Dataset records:
____

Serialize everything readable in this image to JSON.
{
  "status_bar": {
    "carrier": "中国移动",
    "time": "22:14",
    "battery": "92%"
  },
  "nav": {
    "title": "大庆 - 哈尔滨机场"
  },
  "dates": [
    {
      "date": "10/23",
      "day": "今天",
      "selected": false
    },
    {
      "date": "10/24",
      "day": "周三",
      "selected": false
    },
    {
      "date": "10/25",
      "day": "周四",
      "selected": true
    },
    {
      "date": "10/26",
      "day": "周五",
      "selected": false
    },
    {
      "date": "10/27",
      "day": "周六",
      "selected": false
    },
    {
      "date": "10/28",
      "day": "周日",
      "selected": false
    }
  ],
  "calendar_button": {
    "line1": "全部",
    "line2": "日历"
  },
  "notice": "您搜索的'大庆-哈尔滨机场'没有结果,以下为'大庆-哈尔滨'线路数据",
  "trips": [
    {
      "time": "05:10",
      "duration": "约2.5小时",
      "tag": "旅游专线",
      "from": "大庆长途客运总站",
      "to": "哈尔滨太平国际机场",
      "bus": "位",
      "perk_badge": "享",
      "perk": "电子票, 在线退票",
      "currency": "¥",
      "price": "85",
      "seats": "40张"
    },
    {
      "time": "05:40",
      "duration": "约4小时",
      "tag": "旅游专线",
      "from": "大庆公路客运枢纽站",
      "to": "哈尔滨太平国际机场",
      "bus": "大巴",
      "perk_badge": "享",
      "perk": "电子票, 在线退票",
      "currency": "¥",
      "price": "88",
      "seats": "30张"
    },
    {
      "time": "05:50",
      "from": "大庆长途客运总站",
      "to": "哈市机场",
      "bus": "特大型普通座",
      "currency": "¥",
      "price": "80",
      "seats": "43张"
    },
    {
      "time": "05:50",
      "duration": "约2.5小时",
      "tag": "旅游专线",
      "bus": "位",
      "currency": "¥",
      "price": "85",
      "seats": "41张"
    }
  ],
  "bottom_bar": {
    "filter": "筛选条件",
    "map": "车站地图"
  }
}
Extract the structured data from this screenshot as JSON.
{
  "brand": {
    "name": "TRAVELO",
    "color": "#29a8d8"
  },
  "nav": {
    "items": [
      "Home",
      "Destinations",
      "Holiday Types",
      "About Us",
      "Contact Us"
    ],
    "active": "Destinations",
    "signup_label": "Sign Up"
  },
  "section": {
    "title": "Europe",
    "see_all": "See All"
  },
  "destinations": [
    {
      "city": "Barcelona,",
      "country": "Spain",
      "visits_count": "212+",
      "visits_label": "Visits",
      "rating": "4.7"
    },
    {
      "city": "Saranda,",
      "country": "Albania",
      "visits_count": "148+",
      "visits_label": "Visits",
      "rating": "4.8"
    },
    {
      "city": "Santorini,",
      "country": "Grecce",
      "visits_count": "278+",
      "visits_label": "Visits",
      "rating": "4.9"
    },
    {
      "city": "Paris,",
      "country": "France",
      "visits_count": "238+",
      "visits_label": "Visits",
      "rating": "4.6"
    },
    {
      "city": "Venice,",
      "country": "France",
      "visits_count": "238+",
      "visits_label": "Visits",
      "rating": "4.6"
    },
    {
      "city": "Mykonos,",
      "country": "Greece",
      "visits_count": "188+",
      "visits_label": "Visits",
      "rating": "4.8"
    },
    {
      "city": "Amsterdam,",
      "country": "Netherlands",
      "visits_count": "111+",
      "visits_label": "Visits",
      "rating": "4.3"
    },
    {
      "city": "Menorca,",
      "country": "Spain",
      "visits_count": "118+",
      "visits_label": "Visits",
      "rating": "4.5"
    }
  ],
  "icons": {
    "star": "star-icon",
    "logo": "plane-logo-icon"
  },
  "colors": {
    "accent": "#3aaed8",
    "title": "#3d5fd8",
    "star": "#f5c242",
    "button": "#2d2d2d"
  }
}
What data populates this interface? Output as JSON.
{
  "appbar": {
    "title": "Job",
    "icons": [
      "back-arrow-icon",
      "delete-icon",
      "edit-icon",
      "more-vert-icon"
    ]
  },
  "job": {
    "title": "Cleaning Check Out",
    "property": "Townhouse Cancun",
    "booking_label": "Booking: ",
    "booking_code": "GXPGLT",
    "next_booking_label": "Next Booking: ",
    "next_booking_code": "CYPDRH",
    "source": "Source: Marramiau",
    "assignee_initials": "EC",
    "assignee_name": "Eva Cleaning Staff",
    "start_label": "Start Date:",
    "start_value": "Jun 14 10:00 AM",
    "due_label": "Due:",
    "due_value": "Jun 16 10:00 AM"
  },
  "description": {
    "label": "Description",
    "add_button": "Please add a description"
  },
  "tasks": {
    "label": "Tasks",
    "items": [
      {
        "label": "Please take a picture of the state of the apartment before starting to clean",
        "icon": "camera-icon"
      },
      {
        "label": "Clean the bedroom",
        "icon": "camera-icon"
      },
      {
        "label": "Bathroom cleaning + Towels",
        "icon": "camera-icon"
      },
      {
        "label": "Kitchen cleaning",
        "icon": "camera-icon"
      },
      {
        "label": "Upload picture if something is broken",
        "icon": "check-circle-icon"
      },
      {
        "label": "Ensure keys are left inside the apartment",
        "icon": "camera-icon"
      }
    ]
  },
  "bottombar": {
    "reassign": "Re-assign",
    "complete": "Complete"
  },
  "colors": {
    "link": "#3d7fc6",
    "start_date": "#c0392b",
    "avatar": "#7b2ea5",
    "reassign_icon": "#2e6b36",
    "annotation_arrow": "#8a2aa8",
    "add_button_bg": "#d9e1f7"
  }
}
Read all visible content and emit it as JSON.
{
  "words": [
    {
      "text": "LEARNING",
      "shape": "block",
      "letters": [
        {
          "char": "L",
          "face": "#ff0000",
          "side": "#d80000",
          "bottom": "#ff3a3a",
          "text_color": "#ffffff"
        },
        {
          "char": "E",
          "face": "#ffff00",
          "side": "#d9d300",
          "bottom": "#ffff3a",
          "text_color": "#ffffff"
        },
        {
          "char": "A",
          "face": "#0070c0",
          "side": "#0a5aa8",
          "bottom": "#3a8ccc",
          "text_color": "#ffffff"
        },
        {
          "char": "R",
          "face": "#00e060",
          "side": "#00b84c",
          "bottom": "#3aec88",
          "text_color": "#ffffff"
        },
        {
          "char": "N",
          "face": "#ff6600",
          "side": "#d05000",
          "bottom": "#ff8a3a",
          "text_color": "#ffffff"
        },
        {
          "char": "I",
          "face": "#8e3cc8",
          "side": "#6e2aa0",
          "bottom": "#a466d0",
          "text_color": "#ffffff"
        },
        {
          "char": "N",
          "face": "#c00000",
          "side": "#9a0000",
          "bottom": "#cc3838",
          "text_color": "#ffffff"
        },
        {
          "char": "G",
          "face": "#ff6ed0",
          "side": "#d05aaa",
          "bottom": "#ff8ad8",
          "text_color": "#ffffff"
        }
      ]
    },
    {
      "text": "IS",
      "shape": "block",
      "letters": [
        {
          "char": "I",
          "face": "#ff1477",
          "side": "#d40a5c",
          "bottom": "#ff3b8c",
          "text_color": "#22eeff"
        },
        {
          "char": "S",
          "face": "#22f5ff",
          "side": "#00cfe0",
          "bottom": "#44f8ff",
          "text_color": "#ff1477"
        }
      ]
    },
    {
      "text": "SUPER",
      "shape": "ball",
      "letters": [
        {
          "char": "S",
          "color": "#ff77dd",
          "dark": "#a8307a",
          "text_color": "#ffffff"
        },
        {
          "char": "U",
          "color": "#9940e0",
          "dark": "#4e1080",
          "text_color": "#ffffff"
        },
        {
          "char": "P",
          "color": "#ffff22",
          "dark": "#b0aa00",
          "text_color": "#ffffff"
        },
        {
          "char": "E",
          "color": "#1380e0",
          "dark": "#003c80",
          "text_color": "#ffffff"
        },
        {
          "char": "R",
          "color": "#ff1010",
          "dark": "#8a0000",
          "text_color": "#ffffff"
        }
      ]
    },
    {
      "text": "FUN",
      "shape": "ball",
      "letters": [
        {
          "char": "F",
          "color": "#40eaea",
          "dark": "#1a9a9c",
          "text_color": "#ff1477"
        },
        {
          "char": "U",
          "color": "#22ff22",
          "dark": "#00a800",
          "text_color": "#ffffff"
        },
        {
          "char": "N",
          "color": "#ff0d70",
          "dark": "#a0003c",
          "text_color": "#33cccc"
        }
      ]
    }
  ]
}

____

§ Work to do: Copy out all lines where the word "Please" appears.

§ Final result:
    "add_button": "Please add a description"
        "label": "Please take a picture of the state of the apartment before starting to clean",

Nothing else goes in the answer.